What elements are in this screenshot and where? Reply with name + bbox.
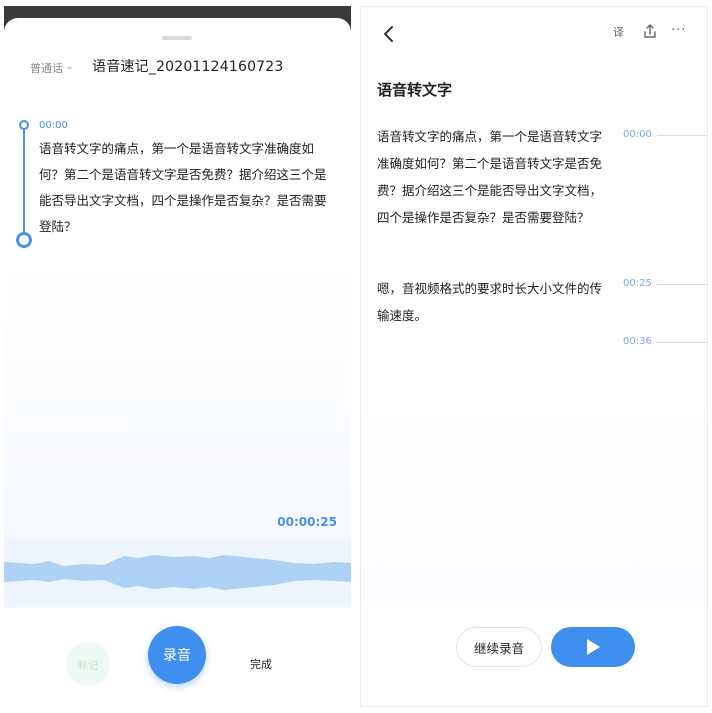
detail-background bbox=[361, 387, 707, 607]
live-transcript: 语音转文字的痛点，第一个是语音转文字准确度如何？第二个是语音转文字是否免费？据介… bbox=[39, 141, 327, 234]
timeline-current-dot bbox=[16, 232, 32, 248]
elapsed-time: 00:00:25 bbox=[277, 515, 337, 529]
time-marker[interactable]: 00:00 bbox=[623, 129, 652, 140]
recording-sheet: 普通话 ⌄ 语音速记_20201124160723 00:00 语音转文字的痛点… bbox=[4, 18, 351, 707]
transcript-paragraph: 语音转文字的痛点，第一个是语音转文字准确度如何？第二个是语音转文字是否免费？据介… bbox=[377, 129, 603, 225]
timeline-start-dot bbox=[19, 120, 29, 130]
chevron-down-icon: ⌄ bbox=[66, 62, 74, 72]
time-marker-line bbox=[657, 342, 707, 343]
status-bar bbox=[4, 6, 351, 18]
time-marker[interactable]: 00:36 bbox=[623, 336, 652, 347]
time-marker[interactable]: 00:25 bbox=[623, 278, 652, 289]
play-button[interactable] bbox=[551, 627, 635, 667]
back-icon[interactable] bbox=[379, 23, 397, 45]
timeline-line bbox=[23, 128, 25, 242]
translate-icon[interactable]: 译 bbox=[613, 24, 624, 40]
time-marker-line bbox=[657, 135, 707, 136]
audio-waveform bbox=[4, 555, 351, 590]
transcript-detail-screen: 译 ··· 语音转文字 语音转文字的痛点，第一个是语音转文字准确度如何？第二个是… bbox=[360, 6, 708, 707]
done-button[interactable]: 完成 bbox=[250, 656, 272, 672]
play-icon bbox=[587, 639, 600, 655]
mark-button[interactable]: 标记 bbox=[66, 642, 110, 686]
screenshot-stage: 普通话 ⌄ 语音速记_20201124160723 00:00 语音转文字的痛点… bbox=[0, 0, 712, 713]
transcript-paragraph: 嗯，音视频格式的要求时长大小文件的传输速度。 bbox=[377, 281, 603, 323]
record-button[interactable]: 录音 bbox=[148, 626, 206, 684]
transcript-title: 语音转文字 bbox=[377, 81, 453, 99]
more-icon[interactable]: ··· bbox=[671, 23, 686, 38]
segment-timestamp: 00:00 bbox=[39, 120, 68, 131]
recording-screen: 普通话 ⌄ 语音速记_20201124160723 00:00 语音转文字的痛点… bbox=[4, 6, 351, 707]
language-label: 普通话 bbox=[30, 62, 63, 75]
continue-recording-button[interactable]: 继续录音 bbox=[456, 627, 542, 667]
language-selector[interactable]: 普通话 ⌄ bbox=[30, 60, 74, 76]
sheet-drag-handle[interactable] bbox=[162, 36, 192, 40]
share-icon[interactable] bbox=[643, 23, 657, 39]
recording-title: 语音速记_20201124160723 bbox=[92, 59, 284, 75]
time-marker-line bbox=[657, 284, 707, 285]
━━━━━━━━━━━━━━━━━━━━
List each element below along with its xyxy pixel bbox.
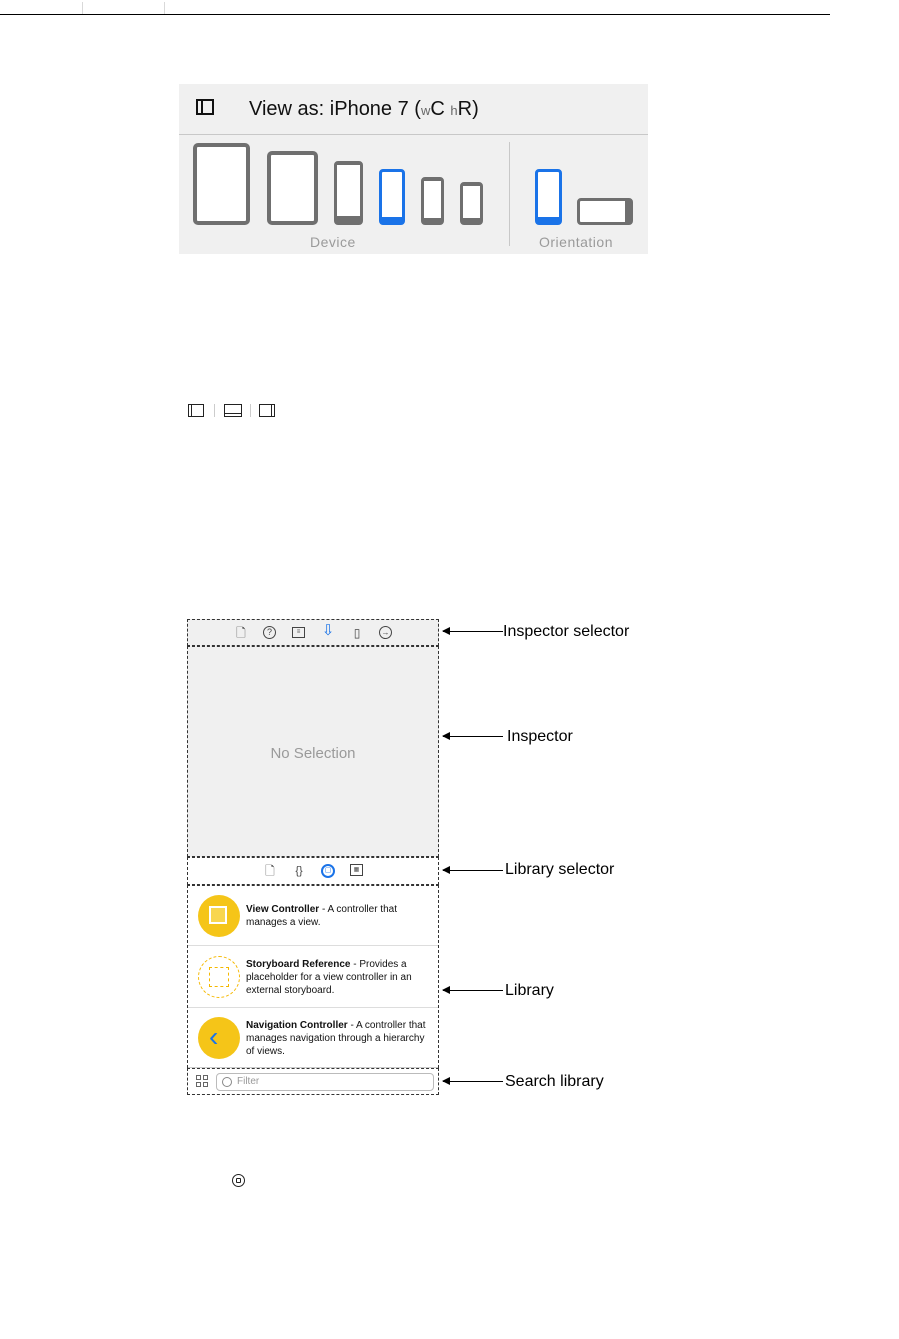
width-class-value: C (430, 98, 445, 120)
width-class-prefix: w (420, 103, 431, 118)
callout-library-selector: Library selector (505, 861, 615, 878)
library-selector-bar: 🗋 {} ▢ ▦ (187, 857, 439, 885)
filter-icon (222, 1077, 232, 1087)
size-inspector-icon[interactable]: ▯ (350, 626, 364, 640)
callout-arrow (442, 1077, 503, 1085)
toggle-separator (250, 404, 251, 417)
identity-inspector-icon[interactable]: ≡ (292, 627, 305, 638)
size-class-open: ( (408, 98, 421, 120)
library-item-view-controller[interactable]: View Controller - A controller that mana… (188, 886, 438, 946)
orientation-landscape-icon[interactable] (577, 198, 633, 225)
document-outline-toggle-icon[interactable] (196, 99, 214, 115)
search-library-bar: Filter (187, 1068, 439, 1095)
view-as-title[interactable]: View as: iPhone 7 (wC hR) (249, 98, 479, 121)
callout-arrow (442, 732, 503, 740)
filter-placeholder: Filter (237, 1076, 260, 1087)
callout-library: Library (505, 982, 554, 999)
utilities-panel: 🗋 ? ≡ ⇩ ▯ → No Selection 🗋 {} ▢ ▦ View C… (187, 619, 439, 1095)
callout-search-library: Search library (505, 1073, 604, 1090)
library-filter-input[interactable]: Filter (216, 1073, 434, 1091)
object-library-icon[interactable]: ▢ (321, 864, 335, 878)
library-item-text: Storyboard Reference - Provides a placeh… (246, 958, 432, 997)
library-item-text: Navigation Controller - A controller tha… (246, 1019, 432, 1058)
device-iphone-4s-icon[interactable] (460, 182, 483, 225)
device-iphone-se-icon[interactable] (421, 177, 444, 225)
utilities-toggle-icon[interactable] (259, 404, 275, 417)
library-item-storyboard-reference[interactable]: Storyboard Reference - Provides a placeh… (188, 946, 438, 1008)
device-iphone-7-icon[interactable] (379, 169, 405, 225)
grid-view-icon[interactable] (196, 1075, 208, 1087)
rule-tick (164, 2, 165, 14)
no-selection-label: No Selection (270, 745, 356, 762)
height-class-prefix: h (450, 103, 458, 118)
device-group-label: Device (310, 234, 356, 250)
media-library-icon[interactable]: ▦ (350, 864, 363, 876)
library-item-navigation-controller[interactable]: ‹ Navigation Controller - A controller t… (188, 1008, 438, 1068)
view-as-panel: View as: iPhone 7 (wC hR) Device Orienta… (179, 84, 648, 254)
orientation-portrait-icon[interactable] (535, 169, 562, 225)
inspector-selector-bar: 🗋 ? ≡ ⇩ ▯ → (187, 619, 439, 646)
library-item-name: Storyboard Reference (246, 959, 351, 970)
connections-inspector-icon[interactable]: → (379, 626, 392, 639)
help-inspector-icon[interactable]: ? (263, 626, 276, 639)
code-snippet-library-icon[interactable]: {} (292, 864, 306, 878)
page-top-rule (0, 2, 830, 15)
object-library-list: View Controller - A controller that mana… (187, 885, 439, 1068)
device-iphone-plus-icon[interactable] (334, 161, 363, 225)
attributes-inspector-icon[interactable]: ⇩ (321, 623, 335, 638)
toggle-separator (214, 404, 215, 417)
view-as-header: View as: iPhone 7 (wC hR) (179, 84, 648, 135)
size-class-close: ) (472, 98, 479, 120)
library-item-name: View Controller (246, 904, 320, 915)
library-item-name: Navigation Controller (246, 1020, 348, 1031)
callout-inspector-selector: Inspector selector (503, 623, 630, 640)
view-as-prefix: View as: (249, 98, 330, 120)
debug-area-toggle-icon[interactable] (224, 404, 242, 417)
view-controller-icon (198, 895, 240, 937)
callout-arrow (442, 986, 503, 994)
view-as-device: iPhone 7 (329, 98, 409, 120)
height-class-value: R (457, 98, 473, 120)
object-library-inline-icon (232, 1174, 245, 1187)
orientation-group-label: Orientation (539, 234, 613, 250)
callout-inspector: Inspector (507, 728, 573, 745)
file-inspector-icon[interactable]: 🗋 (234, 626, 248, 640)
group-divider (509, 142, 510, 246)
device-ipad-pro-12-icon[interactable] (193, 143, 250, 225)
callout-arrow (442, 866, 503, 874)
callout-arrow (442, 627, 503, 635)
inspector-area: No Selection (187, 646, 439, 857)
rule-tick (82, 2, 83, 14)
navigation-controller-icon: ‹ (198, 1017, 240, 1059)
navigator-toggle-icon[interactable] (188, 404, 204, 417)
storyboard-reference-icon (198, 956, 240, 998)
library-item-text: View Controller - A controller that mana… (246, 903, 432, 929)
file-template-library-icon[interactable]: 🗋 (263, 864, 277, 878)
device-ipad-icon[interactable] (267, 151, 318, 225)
━━━━━━━━━━━━━━━━━━━━
EXERCISE –
Pull out every line of the records above that contains the word "language".

RESULT OF THIS TASK –
language-label: 普通话 bbox=[30, 62, 63, 75]
language-selector[interactable]: 普通话 ⌄ bbox=[30, 60, 74, 76]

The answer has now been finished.